#### Dataset rows about figures:
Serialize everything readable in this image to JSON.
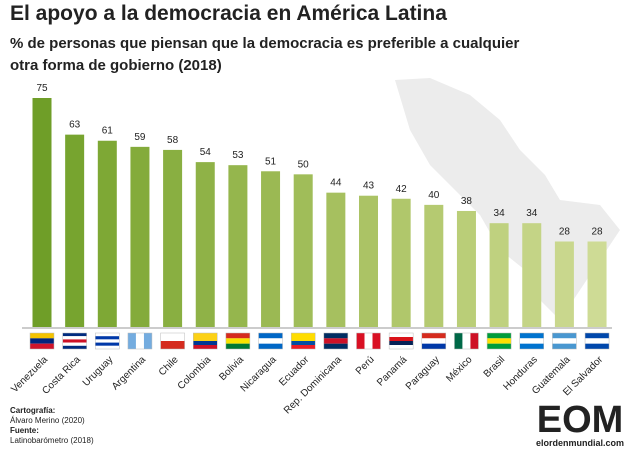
{
  "chart_data": {
    "type": "bar",
    "title": "El apoyo a la democracia en América Latina",
    "subtitle": [
      "% de personas que piensan que la democracia es preferible a cualquier",
      "otra forma de gobierno (2018)"
    ],
    "categories": [
      "Venezuela",
      "Costa Rica",
      "Uruguay",
      "Argentina",
      "Chile",
      "Colombia",
      "Bolivia",
      "Nicaragua",
      "Ecuador",
      "Rep. Dominicana",
      "Perú",
      "Panamá",
      "Paraguay",
      "México",
      "Brasil",
      "Honduras",
      "Guatemala",
      "El Salvador"
    ],
    "values": [
      75,
      63,
      61,
      59,
      58,
      54,
      53,
      51,
      50,
      44,
      43,
      42,
      40,
      38,
      34,
      34,
      28,
      28
    ],
    "colors": [
      "#6f9e28",
      "#77a42f",
      "#7ea835",
      "#84ab3b",
      "#89af41",
      "#8fb247",
      "#95b64d",
      "#9bb953",
      "#a0bd59",
      "#a6c05f",
      "#abc365",
      "#b0c76b",
      "#b5ca71",
      "#bace78",
      "#bfd17f",
      "#c4d486",
      "#c9d78d",
      "#cedb95"
    ],
    "footer": {
      "credit_label": "Cartografía:",
      "credit": "Álvaro Merino (2020)",
      "source_label": "Fuente:",
      "source": "Latinobarómetro (2018)"
    },
    "logo": {
      "mark": "EOM",
      "site": "elordenmundial.com"
    }
  }
}
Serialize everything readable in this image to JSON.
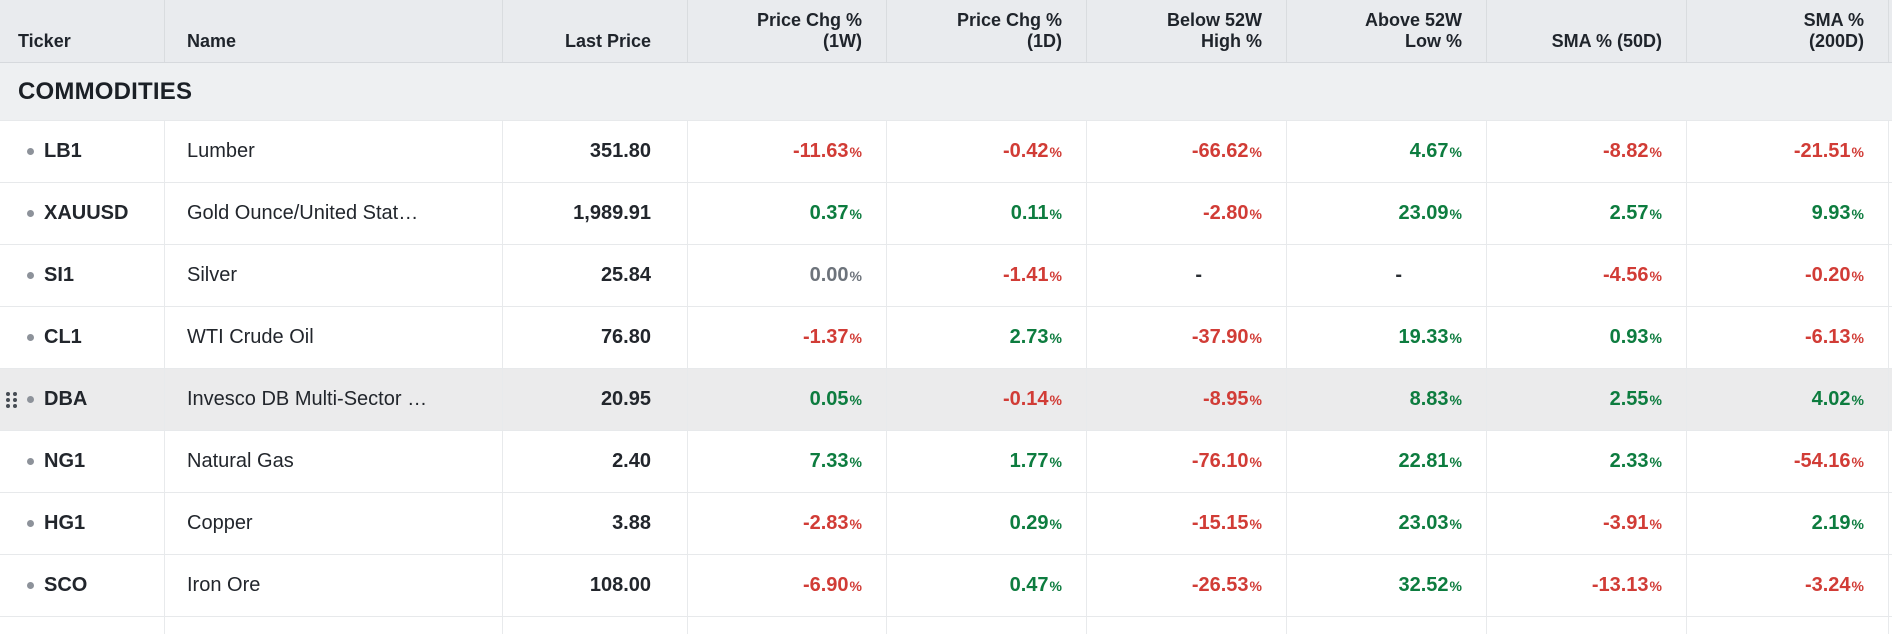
{
  "table": {
    "percent_suffix": "%",
    "section": "COMMODITIES",
    "colors": {
      "positive": "#0d7c3f",
      "negative": "#d13c36",
      "neutral": "#6d737b",
      "header_bg": "#e9ebee",
      "section_bg": "#eef0f2",
      "highlight_row_bg": "#ebebec"
    },
    "columns": [
      {
        "id": "ticker",
        "lines": [
          "Ticker"
        ],
        "align": "left"
      },
      {
        "id": "name",
        "lines": [
          "Name"
        ],
        "align": "left"
      },
      {
        "id": "last_price",
        "lines": [
          "Last Price"
        ],
        "align": "right"
      },
      {
        "id": "price_chg_1w",
        "lines": [
          "Price Chg %",
          "(1W)"
        ],
        "align": "right"
      },
      {
        "id": "price_chg_1d",
        "lines": [
          "Price Chg %",
          "(1D)"
        ],
        "align": "right"
      },
      {
        "id": "below_52w_high",
        "lines": [
          "Below 52W",
          "High %"
        ],
        "align": "right"
      },
      {
        "id": "above_52w_low",
        "lines": [
          "Above 52W",
          "Low %"
        ],
        "align": "right"
      },
      {
        "id": "sma_50d",
        "lines": [
          "SMA % (50D)"
        ],
        "align": "right"
      },
      {
        "id": "sma_200d",
        "lines": [
          "SMA %",
          "(200D)"
        ],
        "align": "right"
      }
    ],
    "rows": [
      {
        "ticker": "LB1",
        "name": "Lumber",
        "last_price": "351.80",
        "price_chg_1w": "-11.63",
        "price_chg_1d": "-0.42",
        "below_52w_high": "-66.62",
        "above_52w_low": "4.67",
        "sma_50d": "-8.82",
        "sma_200d": "-21.51",
        "highlighted": false,
        "drag_handle": false
      },
      {
        "ticker": "XAUUSD",
        "name": "Gold Ounce/United Stat…",
        "last_price": "1,989.91",
        "price_chg_1w": "0.37",
        "price_chg_1d": "0.11",
        "below_52w_high": "-2.80",
        "above_52w_low": "23.09",
        "sma_50d": "2.57",
        "sma_200d": "9.93",
        "highlighted": false,
        "drag_handle": false
      },
      {
        "ticker": "SI1",
        "name": "Silver",
        "last_price": "25.84",
        "price_chg_1w": "0.00",
        "price_chg_1d": "-1.41",
        "below_52w_high": "-",
        "above_52w_low": "-",
        "sma_50d": "-4.56",
        "sma_200d": "-0.20",
        "highlighted": false,
        "drag_handle": false
      },
      {
        "ticker": "CL1",
        "name": "WTI Crude Oil",
        "last_price": "76.80",
        "price_chg_1w": "-1.37",
        "price_chg_1d": "2.73",
        "below_52w_high": "-37.90",
        "above_52w_low": "19.33",
        "sma_50d": "0.93",
        "sma_200d": "-6.13",
        "highlighted": false,
        "drag_handle": false
      },
      {
        "ticker": "DBA",
        "name": "Invesco DB Multi-Sector …",
        "last_price": "20.95",
        "price_chg_1w": "0.05",
        "price_chg_1d": "-0.14",
        "below_52w_high": "-8.95",
        "above_52w_low": "8.83",
        "sma_50d": "2.55",
        "sma_200d": "4.02",
        "highlighted": true,
        "drag_handle": true
      },
      {
        "ticker": "NG1",
        "name": "Natural Gas",
        "last_price": "2.40",
        "price_chg_1w": "7.33",
        "price_chg_1d": "1.77",
        "below_52w_high": "-76.10",
        "above_52w_low": "22.81",
        "sma_50d": "2.33",
        "sma_200d": "-54.16",
        "highlighted": false,
        "drag_handle": false
      },
      {
        "ticker": "HG1",
        "name": "Copper",
        "last_price": "3.88",
        "price_chg_1w": "-2.83",
        "price_chg_1d": "0.29",
        "below_52w_high": "-15.15",
        "above_52w_low": "23.03",
        "sma_50d": "-3.91",
        "sma_200d": "2.19",
        "highlighted": false,
        "drag_handle": false
      },
      {
        "ticker": "SCO",
        "name": "Iron Ore",
        "last_price": "108.00",
        "price_chg_1w": "-6.90",
        "price_chg_1d": "0.47",
        "below_52w_high": "-26.53",
        "above_52w_low": "32.52",
        "sma_50d": "-13.13",
        "sma_200d": "-3.24",
        "highlighted": false,
        "drag_handle": false
      }
    ]
  }
}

#### Written exercise:
Return the records exactly. Don't carry the pictures over.

#### Problem solution:
Serialize everything readable in this image to JSON.
{
  "chart_data": {
    "type": "bar",
    "title": "El apoyo a la democracia en América Latina",
    "subtitle": [
      "% de personas que piensan que la democracia es preferible a cualquier",
      "otra forma de gobierno (2018)"
    ],
    "categories": [
      "Venezuela",
      "Costa Rica",
      "Uruguay",
      "Argentina",
      "Chile",
      "Colombia",
      "Bolivia",
      "Nicaragua",
      "Ecuador",
      "Rep. Dominicana",
      "Perú",
      "Panamá",
      "Paraguay",
      "México",
      "Brasil",
      "Honduras",
      "Guatemala",
      "El Salvador"
    ],
    "values": [
      75,
      63,
      61,
      59,
      58,
      54,
      53,
      51,
      50,
      44,
      43,
      42,
      40,
      38,
      34,
      34,
      28,
      28
    ],
    "colors": [
      "#6f9e28",
      "#77a42f",
      "#7ea835",
      "#84ab3b",
      "#89af41",
      "#8fb247",
      "#95b64d",
      "#9bb953",
      "#a0bd59",
      "#a6c05f",
      "#abc365",
      "#b0c76b",
      "#b5ca71",
      "#bace78",
      "#bfd17f",
      "#c4d486",
      "#c9d78d",
      "#cedb95"
    ],
    "footer": {
      "credit_label": "Cartografía:",
      "credit": "Álvaro Merino (2020)",
      "source_label": "Fuente:",
      "source": "Latinobarómetro (2018)"
    },
    "logo": {
      "mark": "EOM",
      "site": "elordenmundial.com"
    }
  }
}
Serialize everything readable in this image to JSON.
{
  "table": {
    "percent_suffix": "%",
    "section": "COMMODITIES",
    "colors": {
      "positive": "#0d7c3f",
      "negative": "#d13c36",
      "neutral": "#6d737b",
      "header_bg": "#e9ebee",
      "section_bg": "#eef0f2",
      "highlight_row_bg": "#ebebec"
    },
    "columns": [
      {
        "id": "ticker",
        "lines": [
          "Ticker"
        ],
        "align": "left"
      },
      {
        "id": "name",
        "lines": [
          "Name"
        ],
        "align": "left"
      },
      {
        "id": "last_price",
        "lines": [
          "Last Price"
        ],
        "align": "right"
      },
      {
        "id": "price_chg_1w",
        "lines": [
          "Price Chg %",
          "(1W)"
        ],
        "align": "right"
      },
      {
        "id": "price_chg_1d",
        "lines": [
          "Price Chg %",
          "(1D)"
        ],
        "align": "right"
      },
      {
        "id": "below_52w_high",
        "lines": [
          "Below 52W",
          "High %"
        ],
        "align": "right"
      },
      {
        "id": "above_52w_low",
        "lines": [
          "Above 52W",
          "Low %"
        ],
        "align": "right"
      },
      {
        "id": "sma_50d",
        "lines": [
          "SMA % (50D)"
        ],
        "align": "right"
      },
      {
        "id": "sma_200d",
        "lines": [
          "SMA %",
          "(200D)"
        ],
        "align": "right"
      }
    ],
    "rows": [
      {
        "ticker": "LB1",
        "name": "Lumber",
        "last_price": "351.80",
        "price_chg_1w": "-11.63",
        "price_chg_1d": "-0.42",
        "below_52w_high": "-66.62",
        "above_52w_low": "4.67",
        "sma_50d": "-8.82",
        "sma_200d": "-21.51",
        "highlighted": false,
        "drag_handle": false
      },
      {
        "ticker": "XAUUSD",
        "name": "Gold Ounce/United Stat…",
        "last_price": "1,989.91",
        "price_chg_1w": "0.37",
        "price_chg_1d": "0.11",
        "below_52w_high": "-2.80",
        "above_52w_low": "23.09",
        "sma_50d": "2.57",
        "sma_200d": "9.93",
        "highlighted": false,
        "drag_handle": false
      },
      {
        "ticker": "SI1",
        "name": "Silver",
        "last_price": "25.84",
        "price_chg_1w": "0.00",
        "price_chg_1d": "-1.41",
        "below_52w_high": "-",
        "above_52w_low": "-",
        "sma_50d": "-4.56",
        "sma_200d": "-0.20",
        "highlighted": false,
        "drag_handle": false
      },
      {
        "ticker": "CL1",
        "name": "WTI Crude Oil",
        "last_price": "76.80",
        "price_chg_1w": "-1.37",
        "price_chg_1d": "2.73",
        "below_52w_high": "-37.90",
        "above_52w_low": "19.33",
        "sma_50d": "0.93",
        "sma_200d": "-6.13",
        "highlighted": false,
        "drag_handle": false
      },
      {
        "ticker": "DBA",
        "name": "Invesco DB Multi-Sector …",
        "last_price": "20.95",
        "price_chg_1w": "0.05",
        "price_chg_1d": "-0.14",
        "below_52w_high": "-8.95",
        "above_52w_low": "8.83",
        "sma_50d": "2.55",
        "sma_200d": "4.02",
        "highlighted": true,
        "drag_handle": true
      },
      {
        "ticker": "NG1",
        "name": "Natural Gas",
        "last_price": "2.40",
        "price_chg_1w": "7.33",
        "price_chg_1d": "1.77",
        "below_52w_high": "-76.10",
        "above_52w_low": "22.81",
        "sma_50d": "2.33",
        "sma_200d": "-54.16",
        "highlighted": false,
        "drag_handle": false
      },
      {
        "ticker": "HG1",
        "name": "Copper",
        "last_price": "3.88",
        "price_chg_1w": "-2.83",
        "price_chg_1d": "0.29",
        "below_52w_high": "-15.15",
        "above_52w_low": "23.03",
        "sma_50d": "-3.91",
        "sma_200d": "2.19",
        "highlighted": false,
        "drag_handle": false
      },
      {
        "ticker": "SCO",
        "name": "Iron Ore",
        "last_price": "108.00",
        "price_chg_1w": "-6.90",
        "price_chg_1d": "0.47",
        "below_52w_high": "-26.53",
        "above_52w_low": "32.52",
        "sma_50d": "-13.13",
        "sma_200d": "-3.24",
        "highlighted": false,
        "drag_handle": false
      }
    ]
  }
}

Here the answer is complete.